• _GIVEN PROBLEM_:
Filter the entries below, keeping every line that has the word "estimate".
___ RECORDS PROVIDED ___
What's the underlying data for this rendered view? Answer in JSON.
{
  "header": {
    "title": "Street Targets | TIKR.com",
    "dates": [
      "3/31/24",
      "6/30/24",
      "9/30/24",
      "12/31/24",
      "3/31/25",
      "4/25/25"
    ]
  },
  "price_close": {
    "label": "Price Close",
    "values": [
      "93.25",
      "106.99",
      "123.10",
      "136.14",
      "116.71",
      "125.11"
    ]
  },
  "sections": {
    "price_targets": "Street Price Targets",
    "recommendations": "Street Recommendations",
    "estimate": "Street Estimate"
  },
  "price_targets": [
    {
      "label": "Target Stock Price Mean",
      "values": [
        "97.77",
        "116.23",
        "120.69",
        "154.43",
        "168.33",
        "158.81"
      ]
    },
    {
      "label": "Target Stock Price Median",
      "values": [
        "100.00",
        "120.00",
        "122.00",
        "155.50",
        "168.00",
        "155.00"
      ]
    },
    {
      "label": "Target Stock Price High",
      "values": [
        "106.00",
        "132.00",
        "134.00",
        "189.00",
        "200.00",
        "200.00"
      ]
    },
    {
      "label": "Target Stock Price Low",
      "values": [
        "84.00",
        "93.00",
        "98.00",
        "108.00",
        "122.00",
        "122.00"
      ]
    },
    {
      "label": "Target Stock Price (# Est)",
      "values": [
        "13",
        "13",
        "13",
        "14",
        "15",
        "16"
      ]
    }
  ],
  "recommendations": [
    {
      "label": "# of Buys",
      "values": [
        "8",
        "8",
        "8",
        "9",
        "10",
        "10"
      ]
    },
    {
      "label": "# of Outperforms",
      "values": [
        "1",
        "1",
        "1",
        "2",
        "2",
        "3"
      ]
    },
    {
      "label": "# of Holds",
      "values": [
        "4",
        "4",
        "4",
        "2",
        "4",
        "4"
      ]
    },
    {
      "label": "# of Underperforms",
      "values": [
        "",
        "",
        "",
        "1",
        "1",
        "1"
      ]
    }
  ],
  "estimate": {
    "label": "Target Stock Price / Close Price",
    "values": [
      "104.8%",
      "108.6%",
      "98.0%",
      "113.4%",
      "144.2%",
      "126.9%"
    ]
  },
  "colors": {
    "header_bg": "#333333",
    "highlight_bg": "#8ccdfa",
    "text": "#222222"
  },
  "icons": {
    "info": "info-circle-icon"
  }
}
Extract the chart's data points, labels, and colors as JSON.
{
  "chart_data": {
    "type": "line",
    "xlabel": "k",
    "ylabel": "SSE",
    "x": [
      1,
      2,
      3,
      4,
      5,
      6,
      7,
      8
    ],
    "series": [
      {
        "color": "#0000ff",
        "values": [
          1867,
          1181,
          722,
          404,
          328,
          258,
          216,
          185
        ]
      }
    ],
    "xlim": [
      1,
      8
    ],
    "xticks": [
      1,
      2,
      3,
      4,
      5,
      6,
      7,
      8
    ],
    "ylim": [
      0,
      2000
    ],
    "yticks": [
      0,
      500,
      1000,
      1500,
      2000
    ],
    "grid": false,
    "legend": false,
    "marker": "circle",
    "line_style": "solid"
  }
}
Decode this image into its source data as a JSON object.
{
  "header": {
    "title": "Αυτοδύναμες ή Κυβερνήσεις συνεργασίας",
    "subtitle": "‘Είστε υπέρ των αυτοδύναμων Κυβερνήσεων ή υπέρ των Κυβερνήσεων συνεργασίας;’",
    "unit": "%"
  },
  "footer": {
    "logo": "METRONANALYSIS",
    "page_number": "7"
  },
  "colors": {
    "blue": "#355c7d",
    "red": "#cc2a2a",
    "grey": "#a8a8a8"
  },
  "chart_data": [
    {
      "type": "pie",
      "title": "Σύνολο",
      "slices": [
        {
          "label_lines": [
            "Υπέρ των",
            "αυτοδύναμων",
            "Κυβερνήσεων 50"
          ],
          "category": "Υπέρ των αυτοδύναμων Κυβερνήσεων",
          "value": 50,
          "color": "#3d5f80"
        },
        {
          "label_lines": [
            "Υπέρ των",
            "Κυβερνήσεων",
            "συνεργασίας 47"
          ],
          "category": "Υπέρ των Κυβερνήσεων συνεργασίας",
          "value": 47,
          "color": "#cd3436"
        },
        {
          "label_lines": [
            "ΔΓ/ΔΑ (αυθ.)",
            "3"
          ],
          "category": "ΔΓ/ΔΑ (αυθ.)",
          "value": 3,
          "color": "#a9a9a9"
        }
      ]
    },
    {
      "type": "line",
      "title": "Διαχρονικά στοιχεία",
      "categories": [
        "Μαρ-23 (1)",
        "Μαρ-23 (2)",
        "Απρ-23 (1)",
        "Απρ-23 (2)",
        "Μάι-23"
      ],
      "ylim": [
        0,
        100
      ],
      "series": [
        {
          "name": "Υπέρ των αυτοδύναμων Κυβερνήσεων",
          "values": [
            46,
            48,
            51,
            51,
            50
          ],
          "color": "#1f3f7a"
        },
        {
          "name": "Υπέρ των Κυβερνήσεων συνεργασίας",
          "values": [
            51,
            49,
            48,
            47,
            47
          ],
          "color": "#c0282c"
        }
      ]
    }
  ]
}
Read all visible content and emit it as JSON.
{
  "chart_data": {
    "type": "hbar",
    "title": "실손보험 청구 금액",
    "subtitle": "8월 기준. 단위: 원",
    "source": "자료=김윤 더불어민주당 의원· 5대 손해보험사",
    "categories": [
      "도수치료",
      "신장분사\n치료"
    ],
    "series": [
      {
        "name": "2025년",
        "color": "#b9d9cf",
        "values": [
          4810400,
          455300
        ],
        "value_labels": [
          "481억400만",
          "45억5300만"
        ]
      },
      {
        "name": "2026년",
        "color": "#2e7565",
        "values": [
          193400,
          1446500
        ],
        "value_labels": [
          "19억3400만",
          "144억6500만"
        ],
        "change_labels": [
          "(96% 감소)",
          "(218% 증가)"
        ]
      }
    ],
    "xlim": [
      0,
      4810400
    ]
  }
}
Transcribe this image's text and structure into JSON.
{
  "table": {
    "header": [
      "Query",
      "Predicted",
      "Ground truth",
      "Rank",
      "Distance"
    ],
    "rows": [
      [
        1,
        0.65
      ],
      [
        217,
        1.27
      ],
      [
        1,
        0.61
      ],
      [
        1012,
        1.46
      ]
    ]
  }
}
___
• _THE OUTPUT_:
    "estimate": "Street Estimate"
  "estimate": {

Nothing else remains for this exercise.